• _DIRECTIVE_
Identify and pull out each line of the entries in which "name" occurs.

• _TASK MATERIAL_

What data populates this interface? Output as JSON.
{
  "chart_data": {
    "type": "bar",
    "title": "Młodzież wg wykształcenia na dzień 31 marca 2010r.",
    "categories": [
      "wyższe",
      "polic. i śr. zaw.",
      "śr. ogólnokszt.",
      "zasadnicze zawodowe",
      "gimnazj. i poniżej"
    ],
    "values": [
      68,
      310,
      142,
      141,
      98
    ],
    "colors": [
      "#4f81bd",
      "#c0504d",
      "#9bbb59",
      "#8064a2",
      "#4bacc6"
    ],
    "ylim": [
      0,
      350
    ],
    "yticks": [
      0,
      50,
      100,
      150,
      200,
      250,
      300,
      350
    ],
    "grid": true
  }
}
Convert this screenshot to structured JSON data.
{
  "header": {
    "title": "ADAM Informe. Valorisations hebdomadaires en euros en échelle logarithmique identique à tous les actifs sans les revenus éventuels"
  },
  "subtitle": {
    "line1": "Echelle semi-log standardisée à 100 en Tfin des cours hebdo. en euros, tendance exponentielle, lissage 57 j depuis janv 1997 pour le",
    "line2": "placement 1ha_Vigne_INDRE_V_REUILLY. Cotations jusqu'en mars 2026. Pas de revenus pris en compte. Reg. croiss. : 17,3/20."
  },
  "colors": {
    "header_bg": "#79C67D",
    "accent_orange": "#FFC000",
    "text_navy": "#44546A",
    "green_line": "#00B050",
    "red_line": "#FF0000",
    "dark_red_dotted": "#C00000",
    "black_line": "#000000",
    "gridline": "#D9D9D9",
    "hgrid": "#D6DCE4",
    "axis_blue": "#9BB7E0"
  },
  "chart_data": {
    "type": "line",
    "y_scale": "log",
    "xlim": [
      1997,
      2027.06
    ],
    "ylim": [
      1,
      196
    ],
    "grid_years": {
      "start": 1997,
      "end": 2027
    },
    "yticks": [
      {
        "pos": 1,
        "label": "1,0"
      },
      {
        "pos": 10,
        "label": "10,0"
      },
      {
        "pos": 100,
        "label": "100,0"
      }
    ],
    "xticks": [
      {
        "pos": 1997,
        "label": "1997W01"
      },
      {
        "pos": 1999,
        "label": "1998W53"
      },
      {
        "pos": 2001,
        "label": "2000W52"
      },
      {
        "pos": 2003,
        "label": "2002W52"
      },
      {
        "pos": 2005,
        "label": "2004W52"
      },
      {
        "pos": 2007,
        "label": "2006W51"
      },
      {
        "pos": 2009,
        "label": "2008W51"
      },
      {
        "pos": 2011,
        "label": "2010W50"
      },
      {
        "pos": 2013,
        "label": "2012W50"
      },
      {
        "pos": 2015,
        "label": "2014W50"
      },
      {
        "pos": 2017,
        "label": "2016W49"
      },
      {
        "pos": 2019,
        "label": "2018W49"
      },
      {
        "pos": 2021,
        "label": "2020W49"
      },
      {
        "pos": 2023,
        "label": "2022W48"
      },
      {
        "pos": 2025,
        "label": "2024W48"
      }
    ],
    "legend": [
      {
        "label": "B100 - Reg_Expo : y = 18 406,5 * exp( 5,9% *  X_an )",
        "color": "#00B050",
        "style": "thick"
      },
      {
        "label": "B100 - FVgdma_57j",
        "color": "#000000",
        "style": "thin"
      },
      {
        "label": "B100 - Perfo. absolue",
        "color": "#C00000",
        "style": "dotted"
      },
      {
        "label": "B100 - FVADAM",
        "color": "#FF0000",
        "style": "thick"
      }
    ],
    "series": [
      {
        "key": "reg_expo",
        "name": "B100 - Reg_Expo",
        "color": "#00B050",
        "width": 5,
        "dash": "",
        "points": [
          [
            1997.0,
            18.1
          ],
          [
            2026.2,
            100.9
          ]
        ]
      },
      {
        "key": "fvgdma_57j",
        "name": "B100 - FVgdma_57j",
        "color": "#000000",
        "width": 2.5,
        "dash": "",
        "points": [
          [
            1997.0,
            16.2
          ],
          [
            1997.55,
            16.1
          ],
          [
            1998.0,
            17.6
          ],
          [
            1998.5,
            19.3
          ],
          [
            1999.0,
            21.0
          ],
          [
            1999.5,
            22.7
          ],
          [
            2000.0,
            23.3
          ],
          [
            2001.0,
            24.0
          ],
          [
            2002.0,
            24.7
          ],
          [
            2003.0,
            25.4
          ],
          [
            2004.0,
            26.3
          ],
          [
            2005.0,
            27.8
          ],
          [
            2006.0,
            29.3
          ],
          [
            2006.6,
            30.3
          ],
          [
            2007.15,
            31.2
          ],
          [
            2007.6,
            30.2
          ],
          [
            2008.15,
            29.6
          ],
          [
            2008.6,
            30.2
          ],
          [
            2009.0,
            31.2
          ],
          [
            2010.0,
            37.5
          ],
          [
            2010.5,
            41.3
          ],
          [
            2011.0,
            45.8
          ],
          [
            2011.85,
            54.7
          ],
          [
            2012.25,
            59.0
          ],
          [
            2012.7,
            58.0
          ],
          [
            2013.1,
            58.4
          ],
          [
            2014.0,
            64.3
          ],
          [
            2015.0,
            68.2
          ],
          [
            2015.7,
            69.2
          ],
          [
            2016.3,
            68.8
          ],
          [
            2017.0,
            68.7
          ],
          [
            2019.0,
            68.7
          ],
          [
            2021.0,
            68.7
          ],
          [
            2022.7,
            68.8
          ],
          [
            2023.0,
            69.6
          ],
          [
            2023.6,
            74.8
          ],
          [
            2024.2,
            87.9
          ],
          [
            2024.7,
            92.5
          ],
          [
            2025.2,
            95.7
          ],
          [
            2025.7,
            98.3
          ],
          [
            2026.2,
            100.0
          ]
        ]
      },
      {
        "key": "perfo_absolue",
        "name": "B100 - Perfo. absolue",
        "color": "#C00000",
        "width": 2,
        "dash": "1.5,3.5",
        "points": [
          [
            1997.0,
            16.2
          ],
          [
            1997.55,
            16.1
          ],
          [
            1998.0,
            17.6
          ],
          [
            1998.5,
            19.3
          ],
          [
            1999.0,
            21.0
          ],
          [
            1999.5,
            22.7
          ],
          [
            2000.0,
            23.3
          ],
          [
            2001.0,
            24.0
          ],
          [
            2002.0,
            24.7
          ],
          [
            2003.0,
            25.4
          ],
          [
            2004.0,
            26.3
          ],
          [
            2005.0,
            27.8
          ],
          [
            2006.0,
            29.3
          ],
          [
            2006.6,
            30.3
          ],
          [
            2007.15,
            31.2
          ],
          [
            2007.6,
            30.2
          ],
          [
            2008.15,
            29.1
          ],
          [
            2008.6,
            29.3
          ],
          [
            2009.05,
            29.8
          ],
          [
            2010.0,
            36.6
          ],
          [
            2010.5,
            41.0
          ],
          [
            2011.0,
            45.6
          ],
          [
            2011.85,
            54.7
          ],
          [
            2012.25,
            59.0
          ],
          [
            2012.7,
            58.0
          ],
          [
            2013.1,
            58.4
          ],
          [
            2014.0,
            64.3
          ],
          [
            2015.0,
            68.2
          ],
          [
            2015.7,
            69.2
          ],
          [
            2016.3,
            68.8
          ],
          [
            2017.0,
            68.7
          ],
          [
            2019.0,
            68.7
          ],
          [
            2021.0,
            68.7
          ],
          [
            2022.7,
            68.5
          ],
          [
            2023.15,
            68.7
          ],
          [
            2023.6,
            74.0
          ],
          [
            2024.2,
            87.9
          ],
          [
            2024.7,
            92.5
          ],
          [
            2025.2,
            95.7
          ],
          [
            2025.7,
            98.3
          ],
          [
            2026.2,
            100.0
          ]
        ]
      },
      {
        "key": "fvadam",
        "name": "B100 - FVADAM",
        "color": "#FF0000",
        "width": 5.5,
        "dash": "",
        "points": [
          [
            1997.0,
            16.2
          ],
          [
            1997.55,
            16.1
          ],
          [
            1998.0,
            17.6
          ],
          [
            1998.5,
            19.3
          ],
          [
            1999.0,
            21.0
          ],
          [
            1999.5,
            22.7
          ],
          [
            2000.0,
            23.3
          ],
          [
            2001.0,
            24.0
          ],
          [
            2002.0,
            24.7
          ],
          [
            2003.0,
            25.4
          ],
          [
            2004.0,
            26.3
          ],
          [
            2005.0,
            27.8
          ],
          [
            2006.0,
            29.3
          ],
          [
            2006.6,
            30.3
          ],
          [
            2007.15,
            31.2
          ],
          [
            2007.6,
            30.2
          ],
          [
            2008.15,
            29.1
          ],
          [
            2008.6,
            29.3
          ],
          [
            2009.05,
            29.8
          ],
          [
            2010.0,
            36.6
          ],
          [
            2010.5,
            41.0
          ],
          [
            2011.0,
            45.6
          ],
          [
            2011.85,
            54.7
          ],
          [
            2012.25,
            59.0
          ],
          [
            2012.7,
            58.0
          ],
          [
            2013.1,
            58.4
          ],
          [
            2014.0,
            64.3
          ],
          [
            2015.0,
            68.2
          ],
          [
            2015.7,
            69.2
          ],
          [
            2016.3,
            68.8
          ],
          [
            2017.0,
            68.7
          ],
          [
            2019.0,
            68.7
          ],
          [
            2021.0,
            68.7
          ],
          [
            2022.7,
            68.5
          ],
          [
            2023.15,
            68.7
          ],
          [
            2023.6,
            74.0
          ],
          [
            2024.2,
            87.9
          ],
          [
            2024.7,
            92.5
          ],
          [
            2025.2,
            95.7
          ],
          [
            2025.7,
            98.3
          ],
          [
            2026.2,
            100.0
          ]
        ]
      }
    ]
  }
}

• _COMPLETED TASK_
        "name": "B100 - Reg_Expo",
        "name": "B100 - FVgdma_57j",
        "name": "B100 - Perfo. absolue",
        "name": "B100 - FVADAM",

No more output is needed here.